| Task prompt |
Go through the data below. Pull out every line that has the word "Sample".

□ □ □ □

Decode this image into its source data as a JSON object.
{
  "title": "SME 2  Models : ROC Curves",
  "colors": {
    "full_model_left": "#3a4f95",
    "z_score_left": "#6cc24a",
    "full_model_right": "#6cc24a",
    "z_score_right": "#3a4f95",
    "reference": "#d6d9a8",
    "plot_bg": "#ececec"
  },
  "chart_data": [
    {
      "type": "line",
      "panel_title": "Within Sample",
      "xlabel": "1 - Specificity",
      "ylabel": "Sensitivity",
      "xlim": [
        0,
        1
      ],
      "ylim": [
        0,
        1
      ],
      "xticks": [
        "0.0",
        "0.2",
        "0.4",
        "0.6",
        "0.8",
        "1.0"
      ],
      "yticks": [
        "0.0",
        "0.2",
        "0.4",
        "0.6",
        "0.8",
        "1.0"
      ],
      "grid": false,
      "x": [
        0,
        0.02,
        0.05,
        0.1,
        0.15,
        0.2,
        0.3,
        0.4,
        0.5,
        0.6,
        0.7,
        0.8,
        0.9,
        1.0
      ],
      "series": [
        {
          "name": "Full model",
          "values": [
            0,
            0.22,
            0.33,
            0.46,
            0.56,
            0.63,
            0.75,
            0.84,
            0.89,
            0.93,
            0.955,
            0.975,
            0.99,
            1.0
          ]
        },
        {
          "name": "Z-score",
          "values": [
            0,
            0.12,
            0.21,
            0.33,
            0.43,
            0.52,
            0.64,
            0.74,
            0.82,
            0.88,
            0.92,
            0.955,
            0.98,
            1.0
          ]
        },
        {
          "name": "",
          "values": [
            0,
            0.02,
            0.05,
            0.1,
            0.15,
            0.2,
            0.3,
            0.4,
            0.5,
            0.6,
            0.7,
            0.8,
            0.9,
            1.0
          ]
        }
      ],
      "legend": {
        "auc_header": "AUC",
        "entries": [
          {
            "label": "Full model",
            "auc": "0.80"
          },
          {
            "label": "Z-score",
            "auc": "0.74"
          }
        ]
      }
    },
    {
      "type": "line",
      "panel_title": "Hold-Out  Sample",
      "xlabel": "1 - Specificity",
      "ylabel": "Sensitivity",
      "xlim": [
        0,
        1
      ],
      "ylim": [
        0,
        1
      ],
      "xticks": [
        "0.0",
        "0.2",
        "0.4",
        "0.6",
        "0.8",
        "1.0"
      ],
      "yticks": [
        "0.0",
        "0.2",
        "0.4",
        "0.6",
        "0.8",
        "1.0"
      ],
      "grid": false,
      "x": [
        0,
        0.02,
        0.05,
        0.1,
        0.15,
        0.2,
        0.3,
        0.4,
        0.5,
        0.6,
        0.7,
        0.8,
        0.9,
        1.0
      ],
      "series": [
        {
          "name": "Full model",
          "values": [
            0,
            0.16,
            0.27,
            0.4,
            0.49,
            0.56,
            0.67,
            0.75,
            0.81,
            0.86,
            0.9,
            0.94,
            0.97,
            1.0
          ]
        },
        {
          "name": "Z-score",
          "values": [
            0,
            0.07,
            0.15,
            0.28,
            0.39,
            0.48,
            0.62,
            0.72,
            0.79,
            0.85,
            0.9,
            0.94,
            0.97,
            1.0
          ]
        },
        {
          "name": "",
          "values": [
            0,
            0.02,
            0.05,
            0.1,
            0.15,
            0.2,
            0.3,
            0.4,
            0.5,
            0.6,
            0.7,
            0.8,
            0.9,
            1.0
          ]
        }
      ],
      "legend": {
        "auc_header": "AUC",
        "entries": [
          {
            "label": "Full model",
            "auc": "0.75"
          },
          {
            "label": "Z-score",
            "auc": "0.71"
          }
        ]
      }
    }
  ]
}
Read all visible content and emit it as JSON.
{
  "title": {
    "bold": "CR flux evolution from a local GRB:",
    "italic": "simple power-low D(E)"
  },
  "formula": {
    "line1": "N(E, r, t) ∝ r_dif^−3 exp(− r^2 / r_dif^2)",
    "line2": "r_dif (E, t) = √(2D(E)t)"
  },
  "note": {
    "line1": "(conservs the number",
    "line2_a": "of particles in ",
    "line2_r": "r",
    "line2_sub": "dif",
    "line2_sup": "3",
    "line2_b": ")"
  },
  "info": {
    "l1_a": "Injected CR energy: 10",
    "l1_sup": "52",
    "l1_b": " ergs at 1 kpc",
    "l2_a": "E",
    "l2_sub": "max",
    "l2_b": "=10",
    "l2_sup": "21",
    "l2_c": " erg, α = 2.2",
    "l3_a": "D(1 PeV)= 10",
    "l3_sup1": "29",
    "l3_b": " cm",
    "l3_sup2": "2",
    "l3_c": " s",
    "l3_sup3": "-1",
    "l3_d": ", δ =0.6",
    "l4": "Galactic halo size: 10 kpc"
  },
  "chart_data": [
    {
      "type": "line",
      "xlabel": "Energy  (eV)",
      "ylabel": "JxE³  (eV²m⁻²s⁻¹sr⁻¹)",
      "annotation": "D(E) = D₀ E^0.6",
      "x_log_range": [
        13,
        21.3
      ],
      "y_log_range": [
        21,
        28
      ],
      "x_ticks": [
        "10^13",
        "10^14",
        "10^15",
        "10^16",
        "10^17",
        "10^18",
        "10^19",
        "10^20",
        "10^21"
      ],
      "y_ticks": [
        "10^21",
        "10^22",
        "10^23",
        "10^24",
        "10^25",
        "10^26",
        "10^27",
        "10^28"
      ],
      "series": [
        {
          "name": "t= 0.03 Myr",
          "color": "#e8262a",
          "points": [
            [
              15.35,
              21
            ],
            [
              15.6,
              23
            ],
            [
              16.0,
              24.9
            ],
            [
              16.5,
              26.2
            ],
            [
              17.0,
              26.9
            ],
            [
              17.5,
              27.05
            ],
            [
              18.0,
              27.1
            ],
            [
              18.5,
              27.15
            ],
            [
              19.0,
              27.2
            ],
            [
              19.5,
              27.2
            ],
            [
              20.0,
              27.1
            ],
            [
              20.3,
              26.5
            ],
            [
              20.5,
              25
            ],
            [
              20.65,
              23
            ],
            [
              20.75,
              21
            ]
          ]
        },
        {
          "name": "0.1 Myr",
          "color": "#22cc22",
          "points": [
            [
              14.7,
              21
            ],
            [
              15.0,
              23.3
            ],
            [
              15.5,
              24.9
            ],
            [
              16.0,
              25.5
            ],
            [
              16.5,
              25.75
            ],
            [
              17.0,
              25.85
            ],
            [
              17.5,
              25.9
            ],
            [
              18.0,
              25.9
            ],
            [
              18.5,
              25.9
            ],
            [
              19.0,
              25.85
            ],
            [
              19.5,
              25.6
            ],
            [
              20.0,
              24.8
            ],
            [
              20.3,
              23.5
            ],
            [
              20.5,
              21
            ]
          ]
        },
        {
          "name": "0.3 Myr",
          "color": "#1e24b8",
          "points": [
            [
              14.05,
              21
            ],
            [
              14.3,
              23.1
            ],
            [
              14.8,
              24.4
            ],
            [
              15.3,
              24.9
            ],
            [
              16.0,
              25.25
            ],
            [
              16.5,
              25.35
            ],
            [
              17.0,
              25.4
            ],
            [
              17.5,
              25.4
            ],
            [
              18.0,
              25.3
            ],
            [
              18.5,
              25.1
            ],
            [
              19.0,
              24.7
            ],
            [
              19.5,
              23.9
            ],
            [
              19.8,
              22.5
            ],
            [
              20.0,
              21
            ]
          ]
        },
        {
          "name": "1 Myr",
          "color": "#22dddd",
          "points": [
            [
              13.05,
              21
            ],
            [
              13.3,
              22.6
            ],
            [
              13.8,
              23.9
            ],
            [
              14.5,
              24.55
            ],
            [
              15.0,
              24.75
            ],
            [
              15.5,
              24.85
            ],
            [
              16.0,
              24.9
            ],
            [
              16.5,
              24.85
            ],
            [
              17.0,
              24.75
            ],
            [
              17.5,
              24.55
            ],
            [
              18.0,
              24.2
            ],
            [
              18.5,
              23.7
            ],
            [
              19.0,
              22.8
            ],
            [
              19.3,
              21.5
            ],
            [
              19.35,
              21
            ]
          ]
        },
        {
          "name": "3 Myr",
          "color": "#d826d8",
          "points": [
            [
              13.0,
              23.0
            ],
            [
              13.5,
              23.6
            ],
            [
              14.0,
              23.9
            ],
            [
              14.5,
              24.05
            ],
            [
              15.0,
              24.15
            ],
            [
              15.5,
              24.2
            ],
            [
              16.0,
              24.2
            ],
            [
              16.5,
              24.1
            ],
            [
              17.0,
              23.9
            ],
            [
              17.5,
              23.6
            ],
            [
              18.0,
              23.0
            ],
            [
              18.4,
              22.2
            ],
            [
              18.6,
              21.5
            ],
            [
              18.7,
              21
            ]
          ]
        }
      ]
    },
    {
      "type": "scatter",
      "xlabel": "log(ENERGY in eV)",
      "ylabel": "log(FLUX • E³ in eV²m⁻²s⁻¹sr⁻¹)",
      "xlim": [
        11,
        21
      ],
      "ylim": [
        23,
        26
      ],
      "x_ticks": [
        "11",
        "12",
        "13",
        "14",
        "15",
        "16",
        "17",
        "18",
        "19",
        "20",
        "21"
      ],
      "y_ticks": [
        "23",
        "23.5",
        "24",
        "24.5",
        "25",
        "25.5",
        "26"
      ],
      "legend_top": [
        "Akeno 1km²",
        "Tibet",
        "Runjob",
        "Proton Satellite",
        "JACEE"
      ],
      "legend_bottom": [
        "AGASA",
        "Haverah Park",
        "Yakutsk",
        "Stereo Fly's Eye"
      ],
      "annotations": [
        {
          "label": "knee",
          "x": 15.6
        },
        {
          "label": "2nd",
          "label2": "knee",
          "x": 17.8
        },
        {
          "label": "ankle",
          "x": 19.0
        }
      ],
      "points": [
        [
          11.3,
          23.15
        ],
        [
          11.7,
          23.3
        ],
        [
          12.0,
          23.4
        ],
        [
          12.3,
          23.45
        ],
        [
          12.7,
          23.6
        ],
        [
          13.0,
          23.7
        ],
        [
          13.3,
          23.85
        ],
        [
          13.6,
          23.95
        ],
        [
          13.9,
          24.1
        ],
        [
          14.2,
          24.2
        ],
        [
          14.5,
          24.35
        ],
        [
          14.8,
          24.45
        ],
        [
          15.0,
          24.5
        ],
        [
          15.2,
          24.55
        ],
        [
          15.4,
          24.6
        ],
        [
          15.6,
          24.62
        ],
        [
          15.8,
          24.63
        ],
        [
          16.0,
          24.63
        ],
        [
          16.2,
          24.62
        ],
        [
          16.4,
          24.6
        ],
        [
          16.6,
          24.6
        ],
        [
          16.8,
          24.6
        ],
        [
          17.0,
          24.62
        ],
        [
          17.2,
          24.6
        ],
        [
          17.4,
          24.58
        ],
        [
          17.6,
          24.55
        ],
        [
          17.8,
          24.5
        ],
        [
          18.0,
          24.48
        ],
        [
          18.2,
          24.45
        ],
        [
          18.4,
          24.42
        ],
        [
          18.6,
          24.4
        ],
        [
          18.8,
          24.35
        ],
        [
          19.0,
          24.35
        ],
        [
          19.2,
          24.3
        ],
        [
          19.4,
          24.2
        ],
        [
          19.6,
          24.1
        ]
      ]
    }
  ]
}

□ □ □ □

| Right answer |
      "panel_title": "Within Sample",
      "panel_title": "Hold-Out  Sample",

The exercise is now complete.